*What you will do*
Repeat the listing in full, exactly as it stands.

+ + + + +

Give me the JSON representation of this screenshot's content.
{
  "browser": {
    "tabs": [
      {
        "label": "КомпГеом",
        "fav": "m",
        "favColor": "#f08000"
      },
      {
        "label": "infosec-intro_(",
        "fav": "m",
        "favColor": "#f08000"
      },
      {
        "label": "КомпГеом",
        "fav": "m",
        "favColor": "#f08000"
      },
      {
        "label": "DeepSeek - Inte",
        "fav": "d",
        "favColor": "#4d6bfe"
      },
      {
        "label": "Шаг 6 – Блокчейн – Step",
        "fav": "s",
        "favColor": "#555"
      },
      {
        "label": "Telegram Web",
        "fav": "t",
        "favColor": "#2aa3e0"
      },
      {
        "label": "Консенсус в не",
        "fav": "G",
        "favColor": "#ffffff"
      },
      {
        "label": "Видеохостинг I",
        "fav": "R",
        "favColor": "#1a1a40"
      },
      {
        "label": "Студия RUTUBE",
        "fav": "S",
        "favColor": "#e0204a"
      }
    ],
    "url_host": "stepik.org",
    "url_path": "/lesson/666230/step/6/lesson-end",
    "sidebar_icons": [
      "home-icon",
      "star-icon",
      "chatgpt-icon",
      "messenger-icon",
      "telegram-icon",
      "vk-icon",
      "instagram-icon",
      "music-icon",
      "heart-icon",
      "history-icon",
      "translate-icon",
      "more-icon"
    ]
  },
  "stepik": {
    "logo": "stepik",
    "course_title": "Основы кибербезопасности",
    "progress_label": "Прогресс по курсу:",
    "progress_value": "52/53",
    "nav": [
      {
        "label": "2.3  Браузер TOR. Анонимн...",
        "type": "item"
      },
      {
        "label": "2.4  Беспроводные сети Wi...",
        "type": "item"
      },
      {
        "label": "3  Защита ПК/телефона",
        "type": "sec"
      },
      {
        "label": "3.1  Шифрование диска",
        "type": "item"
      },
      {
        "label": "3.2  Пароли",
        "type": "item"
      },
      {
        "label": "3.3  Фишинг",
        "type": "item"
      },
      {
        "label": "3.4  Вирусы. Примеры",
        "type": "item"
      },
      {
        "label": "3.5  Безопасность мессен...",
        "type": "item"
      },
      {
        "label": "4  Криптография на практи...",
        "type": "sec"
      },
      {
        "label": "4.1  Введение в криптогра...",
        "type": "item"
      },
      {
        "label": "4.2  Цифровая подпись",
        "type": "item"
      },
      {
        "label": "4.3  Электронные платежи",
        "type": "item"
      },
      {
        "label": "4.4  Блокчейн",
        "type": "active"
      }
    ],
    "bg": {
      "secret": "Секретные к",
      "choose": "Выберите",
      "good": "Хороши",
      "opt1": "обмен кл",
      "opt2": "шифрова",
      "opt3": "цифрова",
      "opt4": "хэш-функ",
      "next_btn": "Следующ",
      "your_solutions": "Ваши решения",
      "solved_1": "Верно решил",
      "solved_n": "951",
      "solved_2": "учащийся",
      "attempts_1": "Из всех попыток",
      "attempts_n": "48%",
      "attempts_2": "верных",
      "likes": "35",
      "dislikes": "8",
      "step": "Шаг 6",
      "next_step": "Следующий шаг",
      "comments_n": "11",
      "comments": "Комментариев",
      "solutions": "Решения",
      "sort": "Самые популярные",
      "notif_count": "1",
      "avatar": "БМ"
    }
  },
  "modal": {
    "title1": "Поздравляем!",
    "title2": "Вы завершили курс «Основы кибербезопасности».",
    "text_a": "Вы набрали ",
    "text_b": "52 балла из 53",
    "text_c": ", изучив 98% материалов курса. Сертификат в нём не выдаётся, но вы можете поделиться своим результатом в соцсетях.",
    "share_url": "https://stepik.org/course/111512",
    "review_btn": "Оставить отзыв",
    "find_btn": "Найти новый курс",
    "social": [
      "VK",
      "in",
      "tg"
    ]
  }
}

+ + + + +

*Exercise output*
Give me the JSON representation of this screenshot's content.
{
  "browser": {
    "tabs": [
      {
        "label": "КомпГеом",
        "fav": "m",
        "favColor": "#f08000"
      },
      {
        "label": "infosec-intro_(",
        "fav": "m",
        "favColor": "#f08000"
      },
      {
        "label": "КомпГеом",
        "fav": "m",
        "favColor": "#f08000"
      },
      {
        "label": "DeepSeek - Inte",
        "fav": "d",
        "favColor": "#4d6bfe"
      },
      {
        "label": "Шаг 6 – Блокчейн – Step",
        "fav": "s",
        "favColor": "#555"
      },
      {
        "label": "Telegram Web",
        "fav": "t",
        "favColor": "#2aa3e0"
      },
      {
        "label": "Консенсус в не",
        "fav": "G",
        "favColor": "#ffffff"
      },
      {
        "label": "Видеохостинг I",
        "fav": "R",
        "favColor": "#1a1a40"
      },
      {
        "label": "Студия RUTUBE",
        "fav": "S",
        "favColor": "#e0204a"
      }
    ],
    "url_host": "stepik.org",
    "url_path": "/lesson/666230/step/6/lesson-end",
    "sidebar_icons": [
      "home-icon",
      "star-icon",
      "chatgpt-icon",
      "messenger-icon",
      "telegram-icon",
      "vk-icon",
      "instagram-icon",
      "music-icon",
      "heart-icon",
      "history-icon",
      "translate-icon",
      "more-icon"
    ]
  },
  "stepik": {
    "logo": "stepik",
    "course_title": "Основы кибербезопасности",
    "progress_label": "Прогресс по курсу:",
    "progress_value": "52/53",
    "nav": [
      {
        "label": "2.3  Браузер TOR. Анонимн...",
        "type": "item"
      },
      {
        "label": "2.4  Беспроводные сети Wi...",
        "type": "item"
      },
      {
        "label": "3  Защита ПК/телефона",
        "type": "sec"
      },
      {
        "label": "3.1  Шифрование диска",
        "type": "item"
      },
      {
        "label": "3.2  Пароли",
        "type": "item"
      },
      {
        "label": "3.3  Фишинг",
        "type": "item"
      },
      {
        "label": "3.4  Вирусы. Примеры",
        "type": "item"
      },
      {
        "label": "3.5  Безопасность мессен...",
        "type": "item"
      },
      {
        "label": "4  Криптография на практи...",
        "type": "sec"
      },
      {
        "label": "4.1  Введение в криптогра...",
        "type": "item"
      },
      {
        "label": "4.2  Цифровая подпись",
        "type": "item"
      },
      {
        "label": "4.3  Электронные платежи",
        "type": "item"
      },
      {
        "label": "4.4  Блокчейн",
        "type": "active"
      }
    ],
    "bg": {
      "secret": "Секретные к",
      "choose": "Выберите",
      "good": "Хороши",
      "opt1": "обмен кл",
      "opt2": "шифрова",
      "opt3": "цифрова",
      "opt4": "хэш-функ",
      "next_btn": "Следующ",
      "your_solutions": "Ваши решения",
      "solved_1": "Верно решил",
      "solved_n": "951",
      "solved_2": "учащийся",
      "attempts_1": "Из всех попыток",
      "attempts_n": "48%",
      "attempts_2": "верных",
      "likes": "35",
      "dislikes": "8",
      "step": "Шаг 6",
      "next_step": "Следующий шаг",
      "comments_n": "11",
      "comments": "Комментариев",
      "solutions": "Решения",
      "sort": "Самые популярные",
      "notif_count": "1",
      "avatar": "БМ"
    }
  },
  "modal": {
    "title1": "Поздравляем!",
    "title2": "Вы завершили курс «Основы кибербезопасности».",
    "text_a": "Вы набрали ",
    "text_b": "52 балла из 53",
    "text_c": ", изучив 98% материалов курса. Сертификат в нём не выдаётся, но вы можете поделиться своим результатом в соцсетях.",
    "share_url": "https://stepik.org/course/111512",
    "review_btn": "Оставить отзыв",
    "find_btn": "Найти новый курс",
    "social": [
      "VK",
      "in",
      "tg"
    ]
  }
}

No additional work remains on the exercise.